__Task to carry out__. Locate every line that holds the string "name" and copy it.

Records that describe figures

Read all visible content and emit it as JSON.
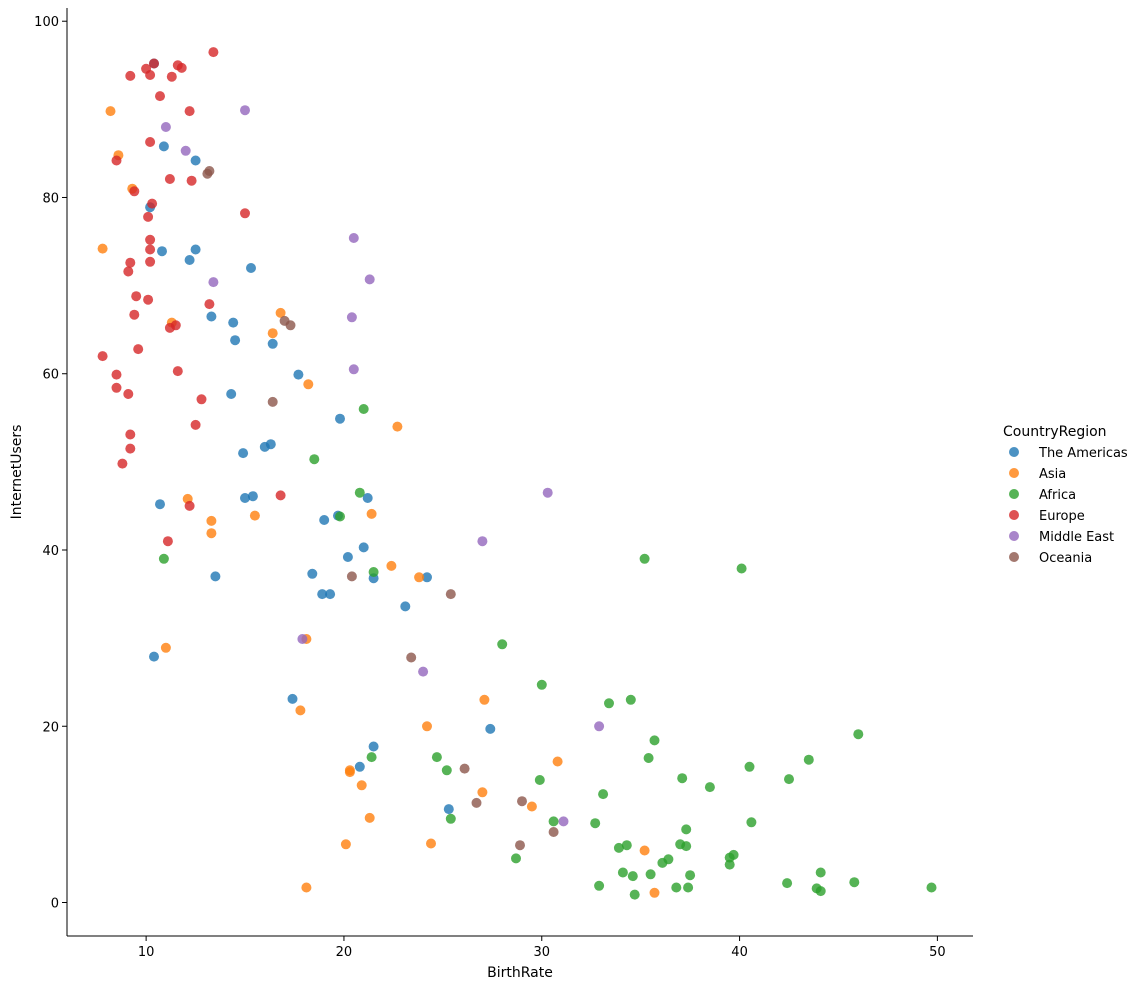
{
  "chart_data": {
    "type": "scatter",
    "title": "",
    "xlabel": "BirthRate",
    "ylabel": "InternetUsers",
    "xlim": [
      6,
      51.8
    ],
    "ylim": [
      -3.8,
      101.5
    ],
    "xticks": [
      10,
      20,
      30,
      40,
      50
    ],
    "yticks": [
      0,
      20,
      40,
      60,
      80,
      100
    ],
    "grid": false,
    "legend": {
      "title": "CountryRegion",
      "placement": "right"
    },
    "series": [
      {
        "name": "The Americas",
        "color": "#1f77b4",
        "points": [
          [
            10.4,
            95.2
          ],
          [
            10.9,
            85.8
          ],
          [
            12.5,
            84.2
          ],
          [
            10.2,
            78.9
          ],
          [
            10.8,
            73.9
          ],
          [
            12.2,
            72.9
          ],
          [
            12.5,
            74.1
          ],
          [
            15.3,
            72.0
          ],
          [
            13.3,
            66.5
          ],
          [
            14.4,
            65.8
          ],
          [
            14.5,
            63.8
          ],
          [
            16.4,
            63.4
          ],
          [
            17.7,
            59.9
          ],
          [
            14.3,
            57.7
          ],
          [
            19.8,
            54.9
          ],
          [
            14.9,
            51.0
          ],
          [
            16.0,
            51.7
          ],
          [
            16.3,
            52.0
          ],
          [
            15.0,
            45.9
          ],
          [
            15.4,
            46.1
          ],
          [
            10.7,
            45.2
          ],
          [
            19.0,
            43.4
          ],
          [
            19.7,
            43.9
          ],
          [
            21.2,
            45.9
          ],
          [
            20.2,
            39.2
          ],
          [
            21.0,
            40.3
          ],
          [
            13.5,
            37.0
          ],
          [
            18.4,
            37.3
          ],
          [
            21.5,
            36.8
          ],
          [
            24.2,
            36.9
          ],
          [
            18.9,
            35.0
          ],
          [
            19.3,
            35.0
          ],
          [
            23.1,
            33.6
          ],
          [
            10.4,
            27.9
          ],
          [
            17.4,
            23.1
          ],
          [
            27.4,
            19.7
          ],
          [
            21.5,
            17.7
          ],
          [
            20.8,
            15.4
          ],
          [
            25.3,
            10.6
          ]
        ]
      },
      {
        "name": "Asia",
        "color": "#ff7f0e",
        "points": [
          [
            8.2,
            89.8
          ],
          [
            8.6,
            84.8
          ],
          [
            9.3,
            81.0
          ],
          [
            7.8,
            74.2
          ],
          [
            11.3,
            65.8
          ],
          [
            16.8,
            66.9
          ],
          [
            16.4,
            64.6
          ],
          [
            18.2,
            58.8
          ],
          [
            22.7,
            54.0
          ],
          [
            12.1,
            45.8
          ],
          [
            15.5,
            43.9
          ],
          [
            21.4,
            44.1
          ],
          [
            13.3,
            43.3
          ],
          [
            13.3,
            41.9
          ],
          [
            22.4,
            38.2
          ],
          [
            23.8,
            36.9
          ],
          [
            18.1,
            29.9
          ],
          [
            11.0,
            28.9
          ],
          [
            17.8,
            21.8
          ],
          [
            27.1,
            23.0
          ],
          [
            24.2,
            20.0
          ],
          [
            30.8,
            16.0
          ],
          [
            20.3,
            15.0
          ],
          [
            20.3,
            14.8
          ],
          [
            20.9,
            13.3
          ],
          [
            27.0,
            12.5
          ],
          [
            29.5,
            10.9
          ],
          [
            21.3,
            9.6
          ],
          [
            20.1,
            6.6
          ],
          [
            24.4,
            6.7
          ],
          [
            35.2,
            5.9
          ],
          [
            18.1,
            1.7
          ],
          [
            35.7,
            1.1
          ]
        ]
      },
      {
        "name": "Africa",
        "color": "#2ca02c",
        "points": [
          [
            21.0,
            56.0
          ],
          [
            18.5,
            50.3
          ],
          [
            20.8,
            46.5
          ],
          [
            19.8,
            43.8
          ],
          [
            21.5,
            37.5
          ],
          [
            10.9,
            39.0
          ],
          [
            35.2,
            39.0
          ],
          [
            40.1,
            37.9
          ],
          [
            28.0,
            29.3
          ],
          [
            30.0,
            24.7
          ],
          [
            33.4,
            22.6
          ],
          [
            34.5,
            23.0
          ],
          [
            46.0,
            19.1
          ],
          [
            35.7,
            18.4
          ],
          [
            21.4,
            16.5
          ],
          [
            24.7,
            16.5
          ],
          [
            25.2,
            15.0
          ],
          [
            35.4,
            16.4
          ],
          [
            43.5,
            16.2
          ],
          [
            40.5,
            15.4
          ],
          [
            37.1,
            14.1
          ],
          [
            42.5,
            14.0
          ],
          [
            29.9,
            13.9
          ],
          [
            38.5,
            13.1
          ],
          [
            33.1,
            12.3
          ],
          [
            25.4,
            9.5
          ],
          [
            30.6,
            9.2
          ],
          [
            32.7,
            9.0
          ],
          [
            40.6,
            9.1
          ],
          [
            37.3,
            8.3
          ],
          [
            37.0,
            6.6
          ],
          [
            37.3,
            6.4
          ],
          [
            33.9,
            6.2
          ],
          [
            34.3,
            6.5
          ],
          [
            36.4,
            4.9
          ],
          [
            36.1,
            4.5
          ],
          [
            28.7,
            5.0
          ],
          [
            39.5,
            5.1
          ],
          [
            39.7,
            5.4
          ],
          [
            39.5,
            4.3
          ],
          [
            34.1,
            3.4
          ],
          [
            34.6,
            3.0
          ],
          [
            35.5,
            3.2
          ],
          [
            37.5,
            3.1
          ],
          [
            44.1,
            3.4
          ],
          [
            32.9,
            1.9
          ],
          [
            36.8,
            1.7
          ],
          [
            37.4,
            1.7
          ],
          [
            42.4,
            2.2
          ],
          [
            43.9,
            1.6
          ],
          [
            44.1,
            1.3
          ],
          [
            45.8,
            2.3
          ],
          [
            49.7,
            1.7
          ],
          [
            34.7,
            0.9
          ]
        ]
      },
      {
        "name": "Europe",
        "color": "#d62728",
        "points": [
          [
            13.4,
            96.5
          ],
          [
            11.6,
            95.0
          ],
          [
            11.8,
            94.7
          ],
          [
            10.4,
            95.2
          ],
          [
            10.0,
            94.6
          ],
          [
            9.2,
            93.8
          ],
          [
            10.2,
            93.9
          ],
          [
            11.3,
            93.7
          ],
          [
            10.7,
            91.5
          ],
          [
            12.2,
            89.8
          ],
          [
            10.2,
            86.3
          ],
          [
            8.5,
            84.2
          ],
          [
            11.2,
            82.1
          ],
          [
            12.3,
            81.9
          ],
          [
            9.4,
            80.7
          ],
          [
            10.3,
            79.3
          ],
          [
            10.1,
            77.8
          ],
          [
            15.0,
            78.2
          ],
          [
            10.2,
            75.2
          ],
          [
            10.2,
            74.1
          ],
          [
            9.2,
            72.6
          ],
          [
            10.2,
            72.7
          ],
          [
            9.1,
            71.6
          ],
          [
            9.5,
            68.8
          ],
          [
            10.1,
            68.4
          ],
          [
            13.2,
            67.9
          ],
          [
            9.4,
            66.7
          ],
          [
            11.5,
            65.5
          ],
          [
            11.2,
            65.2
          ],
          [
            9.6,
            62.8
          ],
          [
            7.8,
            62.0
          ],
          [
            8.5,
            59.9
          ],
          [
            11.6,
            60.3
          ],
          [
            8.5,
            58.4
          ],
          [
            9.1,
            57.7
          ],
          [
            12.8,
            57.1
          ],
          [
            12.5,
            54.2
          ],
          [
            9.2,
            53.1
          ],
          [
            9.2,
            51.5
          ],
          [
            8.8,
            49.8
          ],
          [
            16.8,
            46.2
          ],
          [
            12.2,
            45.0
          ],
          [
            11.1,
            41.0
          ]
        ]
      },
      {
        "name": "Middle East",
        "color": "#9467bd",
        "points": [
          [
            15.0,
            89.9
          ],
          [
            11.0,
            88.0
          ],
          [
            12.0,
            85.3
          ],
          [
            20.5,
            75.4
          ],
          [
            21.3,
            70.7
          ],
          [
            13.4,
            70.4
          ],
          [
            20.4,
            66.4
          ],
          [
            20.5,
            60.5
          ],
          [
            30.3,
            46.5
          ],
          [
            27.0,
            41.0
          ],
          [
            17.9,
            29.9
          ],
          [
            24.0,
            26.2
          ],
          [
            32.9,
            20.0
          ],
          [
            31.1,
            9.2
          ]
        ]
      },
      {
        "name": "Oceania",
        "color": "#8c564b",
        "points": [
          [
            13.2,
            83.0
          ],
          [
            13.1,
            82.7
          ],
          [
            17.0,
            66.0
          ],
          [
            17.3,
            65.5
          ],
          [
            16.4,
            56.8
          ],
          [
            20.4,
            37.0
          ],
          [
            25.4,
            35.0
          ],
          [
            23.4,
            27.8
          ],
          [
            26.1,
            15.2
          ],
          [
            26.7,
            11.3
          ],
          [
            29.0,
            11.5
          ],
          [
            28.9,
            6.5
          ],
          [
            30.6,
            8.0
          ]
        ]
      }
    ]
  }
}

__Solution to this problem__.
        "name": "The Americas",
        "name": "Asia",
        "name": "Africa",
        "name": "Europe",
        "name": "Middle East",
        "name": "Oceania",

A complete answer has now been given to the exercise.